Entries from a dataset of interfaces
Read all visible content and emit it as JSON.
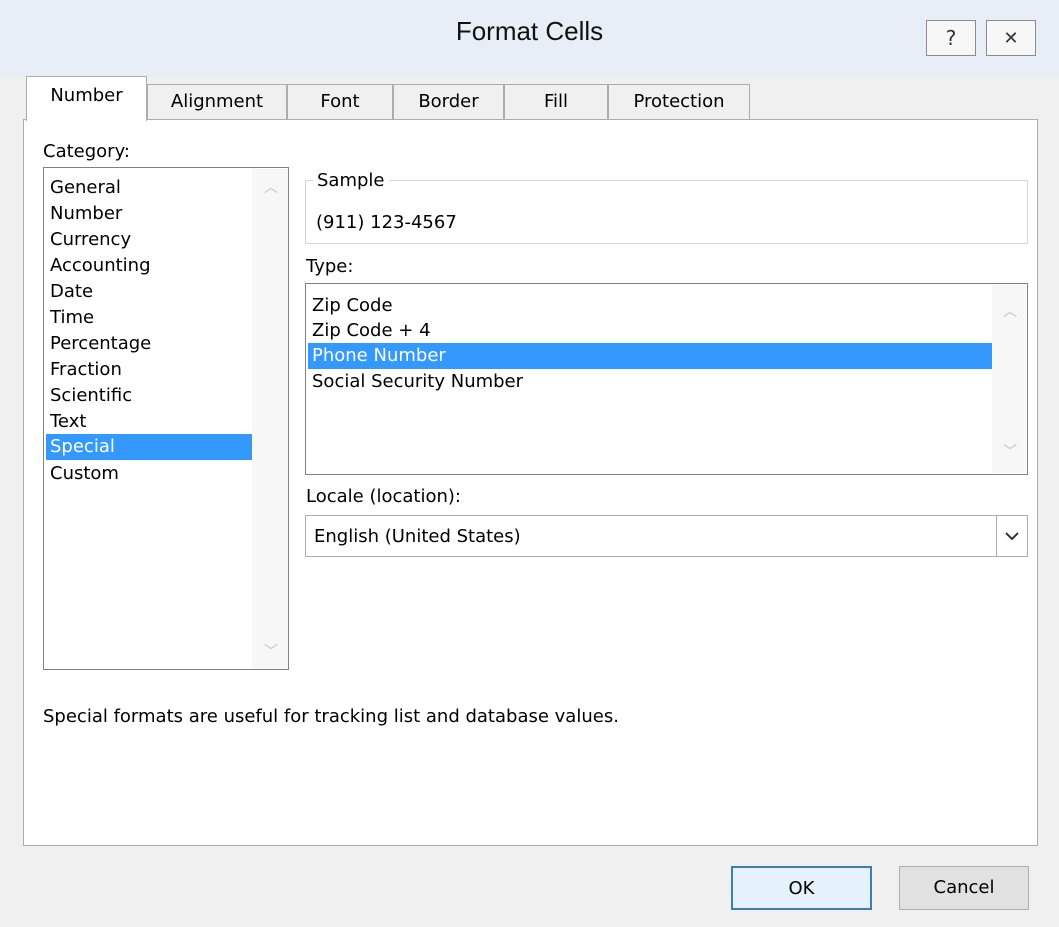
{
  "window": {
    "title": "Format Cells",
    "help_symbol": "?",
    "close_symbol": "✕"
  },
  "tabs": [
    "Number",
    "Alignment",
    "Font",
    "Border",
    "Fill",
    "Protection"
  ],
  "category": {
    "label": "Category:",
    "items": [
      "General",
      "Number",
      "Currency",
      "Accounting",
      "Date",
      "Time",
      "Percentage",
      "Fraction",
      "Scientific",
      "Text",
      "Special",
      "Custom"
    ],
    "selected": "Special"
  },
  "sample": {
    "label": "Sample",
    "value": "(911) 123-4567"
  },
  "type": {
    "label": "Type:",
    "items": [
      "Zip Code",
      "Zip Code + 4",
      "Phone Number",
      "Social Security Number"
    ],
    "selected": "Phone Number"
  },
  "locale": {
    "label": "Locale (location):",
    "value": "English (United States)"
  },
  "description": "Special formats are useful for tracking list and database values.",
  "buttons": {
    "ok": "OK",
    "cancel": "Cancel"
  },
  "colors": {
    "selection": "#3399ff",
    "titlebar": "#e8eef7",
    "dialog_bg": "#f0f0f0"
  }
}
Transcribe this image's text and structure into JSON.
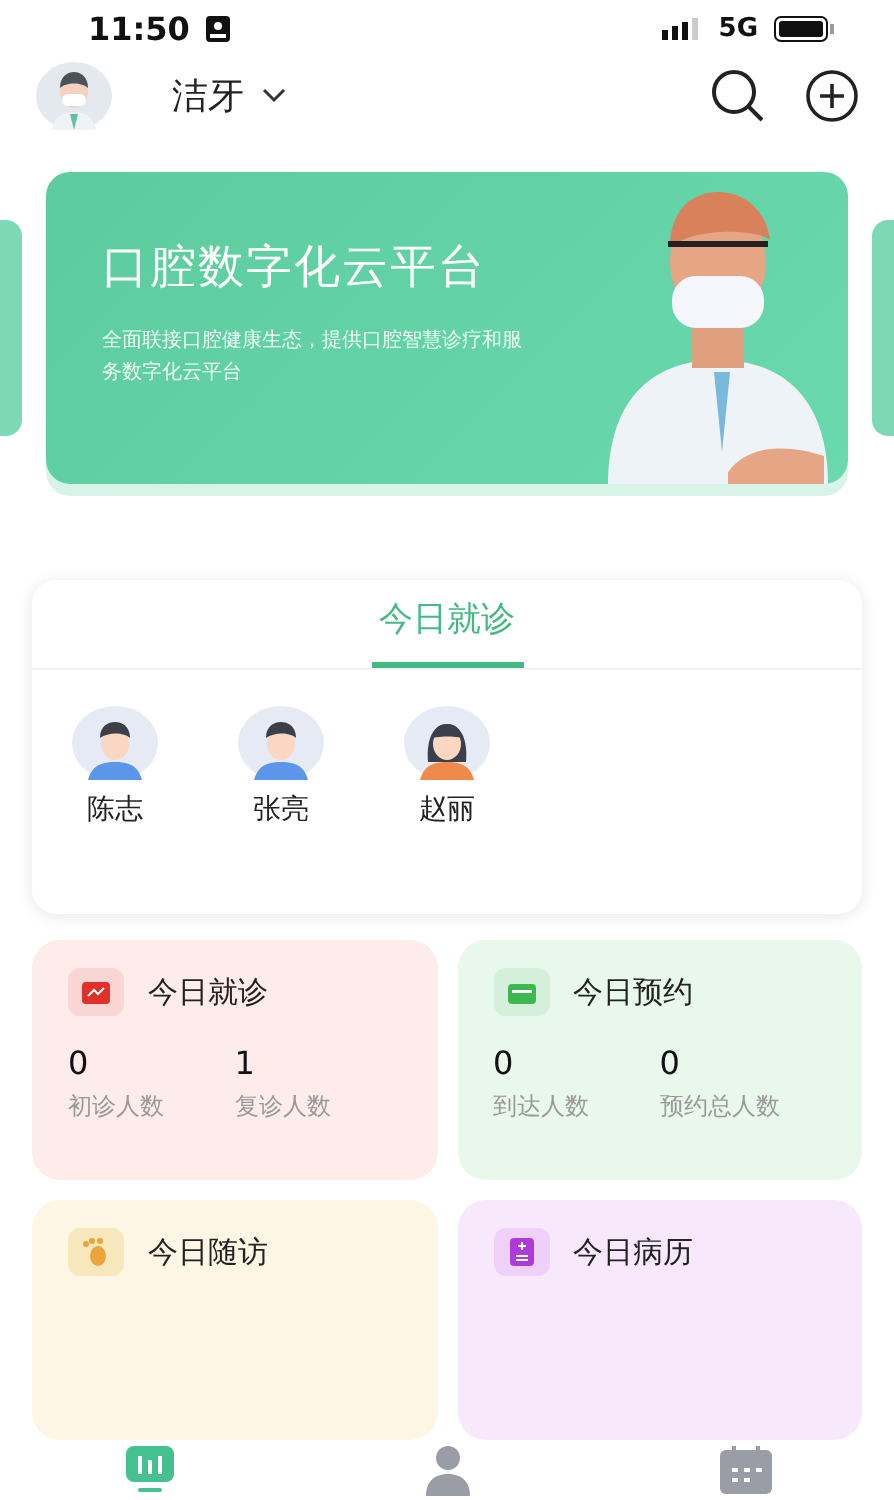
{
  "status_bar": {
    "time": "11:50",
    "network": "5G"
  },
  "header": {
    "clinic": "洁牙"
  },
  "banner": {
    "title": "口腔数字化云平台",
    "subtitle": "全面联接口腔健康生态，提供口腔智慧诊疗和服务数字化云平台"
  },
  "today_panel": {
    "tabs": [
      {
        "label": "今日就诊",
        "selected": true
      }
    ],
    "patients": [
      {
        "name": "陈志",
        "kind": "male"
      },
      {
        "name": "张亮",
        "kind": "male"
      },
      {
        "name": "赵丽",
        "kind": "female"
      }
    ]
  },
  "stats": [
    {
      "title": "今日就诊",
      "kind": "visit",
      "color": "#fdecea",
      "metrics": [
        {
          "value": "0",
          "label": "初诊人数"
        },
        {
          "value": "1",
          "label": "复诊人数"
        }
      ]
    },
    {
      "title": "今日预约",
      "kind": "appointment",
      "color": "#e8f8ea",
      "metrics": [
        {
          "value": "0",
          "label": "到达人数"
        },
        {
          "value": "0",
          "label": "预约总人数"
        }
      ]
    },
    {
      "title": "今日随访",
      "kind": "followup",
      "color": "#fdf6e4"
    },
    {
      "title": "今日病历",
      "kind": "record",
      "color": "#f7e8fc"
    }
  ],
  "tab_bar": [
    {
      "kind": "stats",
      "selected": true
    },
    {
      "kind": "doctor",
      "selected": false
    },
    {
      "kind": "calendar",
      "selected": false
    }
  ]
}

→ Requirement
Word for word, return all the entries and skip their pictures.

→ Exercise output
Read all visible content and emit it as JSON.
{
  "window": {
    "title": "Format Cells",
    "help_symbol": "?",
    "close_symbol": "✕"
  },
  "tabs": [
    "Number",
    "Alignment",
    "Font",
    "Border",
    "Fill",
    "Protection"
  ],
  "category": {
    "label": "Category:",
    "items": [
      "General",
      "Number",
      "Currency",
      "Accounting",
      "Date",
      "Time",
      "Percentage",
      "Fraction",
      "Scientific",
      "Text",
      "Special",
      "Custom"
    ],
    "selected": "Special"
  },
  "sample": {
    "label": "Sample",
    "value": "(911) 123-4567"
  },
  "type": {
    "label": "Type:",
    "items": [
      "Zip Code",
      "Zip Code + 4",
      "Phone Number",
      "Social Security Number"
    ],
    "selected": "Phone Number"
  },
  "locale": {
    "label": "Locale (location):",
    "value": "English (United States)"
  },
  "description": "Special formats are useful for tracking list and database values.",
  "buttons": {
    "ok": "OK",
    "cancel": "Cancel"
  },
  "colors": {
    "selection": "#3399ff",
    "titlebar": "#e8eef7",
    "dialog_bg": "#f0f0f0"
  }
}
Transcribe this image's text and structure into JSON.
{
  "status_bar": {
    "time": "11:50",
    "network": "5G"
  },
  "header": {
    "clinic": "洁牙"
  },
  "banner": {
    "title": "口腔数字化云平台",
    "subtitle": "全面联接口腔健康生态，提供口腔智慧诊疗和服务数字化云平台"
  },
  "today_panel": {
    "tabs": [
      {
        "label": "今日就诊",
        "selected": true
      }
    ],
    "patients": [
      {
        "name": "陈志",
        "kind": "male"
      },
      {
        "name": "张亮",
        "kind": "male"
      },
      {
        "name": "赵丽",
        "kind": "female"
      }
    ]
  },
  "stats": [
    {
      "title": "今日就诊",
      "kind": "visit",
      "color": "#fdecea",
      "metrics": [
        {
          "value": "0",
          "label": "初诊人数"
        },
        {
          "value": "1",
          "label": "复诊人数"
        }
      ]
    },
    {
      "title": "今日预约",
      "kind": "appointment",
      "color": "#e8f8ea",
      "metrics": [
        {
          "value": "0",
          "label": "到达人数"
        },
        {
          "value": "0",
          "label": "预约总人数"
        }
      ]
    },
    {
      "title": "今日随访",
      "kind": "followup",
      "color": "#fdf6e4"
    },
    {
      "title": "今日病历",
      "kind": "record",
      "color": "#f7e8fc"
    }
  ],
  "tab_bar": [
    {
      "kind": "stats",
      "selected": true
    },
    {
      "kind": "doctor",
      "selected": false
    },
    {
      "kind": "calendar",
      "selected": false
    }
  ]
}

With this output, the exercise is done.